• **EXERCISE INSTRUCTIONS**: Look at the entries below and reproduce them exactly.

-- start of PROVIDED ENTRIES --

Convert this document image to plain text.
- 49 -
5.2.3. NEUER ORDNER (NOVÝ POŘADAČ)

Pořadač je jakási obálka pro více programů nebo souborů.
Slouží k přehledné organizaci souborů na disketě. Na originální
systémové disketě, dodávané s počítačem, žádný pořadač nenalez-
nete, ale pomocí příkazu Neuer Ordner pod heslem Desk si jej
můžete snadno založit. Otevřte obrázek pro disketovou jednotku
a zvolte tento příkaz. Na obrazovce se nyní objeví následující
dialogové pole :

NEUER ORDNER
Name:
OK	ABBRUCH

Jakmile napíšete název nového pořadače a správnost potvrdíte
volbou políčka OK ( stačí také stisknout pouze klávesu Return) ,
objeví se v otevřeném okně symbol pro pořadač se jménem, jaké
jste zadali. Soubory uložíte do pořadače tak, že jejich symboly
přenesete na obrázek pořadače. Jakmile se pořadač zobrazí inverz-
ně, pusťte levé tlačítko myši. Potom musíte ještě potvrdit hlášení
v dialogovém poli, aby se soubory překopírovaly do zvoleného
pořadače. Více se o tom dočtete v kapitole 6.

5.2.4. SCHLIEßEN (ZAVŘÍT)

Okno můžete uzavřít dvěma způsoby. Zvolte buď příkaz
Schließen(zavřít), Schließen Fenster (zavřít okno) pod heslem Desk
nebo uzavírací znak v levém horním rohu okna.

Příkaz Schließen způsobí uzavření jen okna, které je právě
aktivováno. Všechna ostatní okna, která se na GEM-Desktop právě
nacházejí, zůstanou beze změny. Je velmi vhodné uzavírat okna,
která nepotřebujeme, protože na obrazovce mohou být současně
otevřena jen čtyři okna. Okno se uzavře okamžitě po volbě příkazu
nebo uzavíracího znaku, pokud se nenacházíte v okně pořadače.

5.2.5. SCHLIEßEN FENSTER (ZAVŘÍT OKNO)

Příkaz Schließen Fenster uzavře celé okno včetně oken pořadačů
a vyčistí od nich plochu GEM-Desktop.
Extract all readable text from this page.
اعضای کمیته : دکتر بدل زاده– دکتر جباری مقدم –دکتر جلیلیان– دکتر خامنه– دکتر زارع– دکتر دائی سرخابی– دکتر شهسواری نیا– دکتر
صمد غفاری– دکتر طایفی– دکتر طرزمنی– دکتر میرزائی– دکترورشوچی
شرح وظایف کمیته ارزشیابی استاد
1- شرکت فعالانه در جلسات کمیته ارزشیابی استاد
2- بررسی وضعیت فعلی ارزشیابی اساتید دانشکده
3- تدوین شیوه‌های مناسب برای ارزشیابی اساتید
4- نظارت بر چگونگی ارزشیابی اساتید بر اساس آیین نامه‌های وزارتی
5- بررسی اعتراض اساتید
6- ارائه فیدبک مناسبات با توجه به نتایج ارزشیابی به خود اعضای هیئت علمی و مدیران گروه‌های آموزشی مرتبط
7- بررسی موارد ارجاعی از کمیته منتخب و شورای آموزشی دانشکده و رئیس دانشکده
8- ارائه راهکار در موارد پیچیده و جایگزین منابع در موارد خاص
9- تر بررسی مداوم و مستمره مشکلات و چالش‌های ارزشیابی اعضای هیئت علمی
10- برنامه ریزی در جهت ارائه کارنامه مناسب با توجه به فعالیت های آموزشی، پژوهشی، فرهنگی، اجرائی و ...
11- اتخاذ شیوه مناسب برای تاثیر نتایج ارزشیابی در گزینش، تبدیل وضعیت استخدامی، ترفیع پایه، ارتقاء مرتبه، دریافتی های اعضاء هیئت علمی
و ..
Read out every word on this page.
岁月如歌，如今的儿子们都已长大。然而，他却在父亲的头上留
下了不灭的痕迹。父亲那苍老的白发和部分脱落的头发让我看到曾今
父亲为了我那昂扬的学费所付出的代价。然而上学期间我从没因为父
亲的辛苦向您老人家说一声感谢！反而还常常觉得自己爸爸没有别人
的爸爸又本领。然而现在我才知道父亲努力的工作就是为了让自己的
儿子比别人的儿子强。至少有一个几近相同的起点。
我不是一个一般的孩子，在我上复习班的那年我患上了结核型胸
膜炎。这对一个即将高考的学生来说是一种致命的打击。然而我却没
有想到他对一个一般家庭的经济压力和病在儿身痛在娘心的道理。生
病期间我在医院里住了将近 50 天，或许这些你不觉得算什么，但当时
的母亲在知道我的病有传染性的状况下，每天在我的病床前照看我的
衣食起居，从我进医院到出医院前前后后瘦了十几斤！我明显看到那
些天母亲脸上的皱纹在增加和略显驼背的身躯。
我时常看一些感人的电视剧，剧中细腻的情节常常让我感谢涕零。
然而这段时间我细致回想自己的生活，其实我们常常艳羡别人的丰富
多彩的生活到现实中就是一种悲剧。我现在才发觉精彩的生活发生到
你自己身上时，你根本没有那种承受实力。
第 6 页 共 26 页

-- end of PROVIDED ENTRIES --

• **SOLUTION TO THIS TASK**:
Convert this document image to plain text.
- 49 -
5.2.3. NEUER ORDNER (NOVÝ POŘADAČ)

Pořadač je jakási obálka pro více programů nebo souborů.
Slouží k přehledné organizaci souborů na disketě. Na originální
systémové disketě, dodávané s počítačem, žádný pořadač nenalez-
nete, ale pomocí příkazu Neuer Ordner pod heslem Desk si jej
můžete snadno založit. Otevřte obrázek pro disketovou jednotku
a zvolte tento příkaz. Na obrazovce se nyní objeví následující
dialogové pole :

NEUER ORDNER
Name:
OK	ABBRUCH

Jakmile napíšete název nového pořadače a správnost potvrdíte
volbou políčka OK ( stačí také stisknout pouze klávesu Return) ,
objeví se v otevřeném okně symbol pro pořadač se jménem, jaké
jste zadali. Soubory uložíte do pořadače tak, že jejich symboly
přenesete na obrázek pořadače. Jakmile se pořadač zobrazí inverz-
ně, pusťte levé tlačítko myši. Potom musíte ještě potvrdit hlášení
v dialogovém poli, aby se soubory překopírovaly do zvoleného
pořadače. Více se o tom dočtete v kapitole 6.

5.2.4. SCHLIEßEN (ZAVŘÍT)

Okno můžete uzavřít dvěma způsoby. Zvolte buď příkaz
Schließen(zavřít), Schließen Fenster (zavřít okno) pod heslem Desk
nebo uzavírací znak v levém horním rohu okna.

Příkaz Schließen způsobí uzavření jen okna, které je právě
aktivováno. Všechna ostatní okna, která se na GEM-Desktop právě
nacházejí, zůstanou beze změny. Je velmi vhodné uzavírat okna,
která nepotřebujeme, protože na obrazovce mohou být současně
otevřena jen čtyři okna. Okno se uzavře okamžitě po volbě příkazu
nebo uzavíracího znaku, pokud se nenacházíte v okně pořadače.

5.2.5. SCHLIEßEN FENSTER (ZAVŘÍT OKNO)

Příkaz Schließen Fenster uzavře celé okno včetně oken pořadačů
a vyčistí od nich plochu GEM-Desktop.
Extract all readable text from this page.
اعضای کمیته : دکتر بدل زاده– دکتر جباری مقدم –دکتر جلیلیان– دکتر خامنه– دکتر زارع– دکتر دائی سرخابی– دکتر شهسواری نیا– دکتر
صمد غفاری– دکتر طایفی– دکتر طرزمنی– دکتر میرزائی– دکترورشوچی
شرح وظایف کمیته ارزشیابی استاد
1- شرکت فعالانه در جلسات کمیته ارزشیابی استاد
2- بررسی وضعیت فعلی ارزشیابی اساتید دانشکده
3- تدوین شیوه‌های مناسب برای ارزشیابی اساتید
4- نظارت بر چگونگی ارزشیابی اساتید بر اساس آیین نامه‌های وزارتی
5- بررسی اعتراض اساتید
6- ارائه فیدبک مناسبات با توجه به نتایج ارزشیابی به خود اعضای هیئت علمی و مدیران گروه‌های آموزشی مرتبط
7- بررسی موارد ارجاعی از کمیته منتخب و شورای آموزشی دانشکده و رئیس دانشکده
8- ارائه راهکار در موارد پیچیده و جایگزین منابع در موارد خاص
9- تر بررسی مداوم و مستمره مشکلات و چالش‌های ارزشیابی اعضای هیئت علمی
10- برنامه ریزی در جهت ارائه کارنامه مناسب با توجه به فعالیت های آموزشی، پژوهشی، فرهنگی، اجرائی و ...
11- اتخاذ شیوه مناسب برای تاثیر نتایج ارزشیابی در گزینش، تبدیل وضعیت استخدامی، ترفیع پایه، ارتقاء مرتبه، دریافتی های اعضاء هیئت علمی
و ..
Read out every word on this page.
岁月如歌，如今的儿子们都已长大。然而，他却在父亲的头上留
下了不灭的痕迹。父亲那苍老的白发和部分脱落的头发让我看到曾今
父亲为了我那昂扬的学费所付出的代价。然而上学期间我从没因为父
亲的辛苦向您老人家说一声感谢！反而还常常觉得自己爸爸没有别人
的爸爸又本领。然而现在我才知道父亲努力的工作就是为了让自己的
儿子比别人的儿子强。至少有一个几近相同的起点。
我不是一个一般的孩子，在我上复习班的那年我患上了结核型胸
膜炎。这对一个即将高考的学生来说是一种致命的打击。然而我却没
有想到他对一个一般家庭的经济压力和病在儿身痛在娘心的道理。生
病期间我在医院里住了将近 50 天，或许这些你不觉得算什么，但当时
的母亲在知道我的病有传染性的状况下，每天在我的病床前照看我的
衣食起居，从我进医院到出医院前前后后瘦了十几斤！我明显看到那
些天母亲脸上的皱纹在增加和略显驼背的身躯。
我时常看一些感人的电视剧，剧中细腻的情节常常让我感谢涕零。
然而这段时间我细致回想自己的生活，其实我们常常艳羡别人的丰富
多彩的生活到现实中就是一种悲剧。我现在才发觉精彩的生活发生到
你自己身上时，你根本没有那种承受实力。
第 6 页 共 26 页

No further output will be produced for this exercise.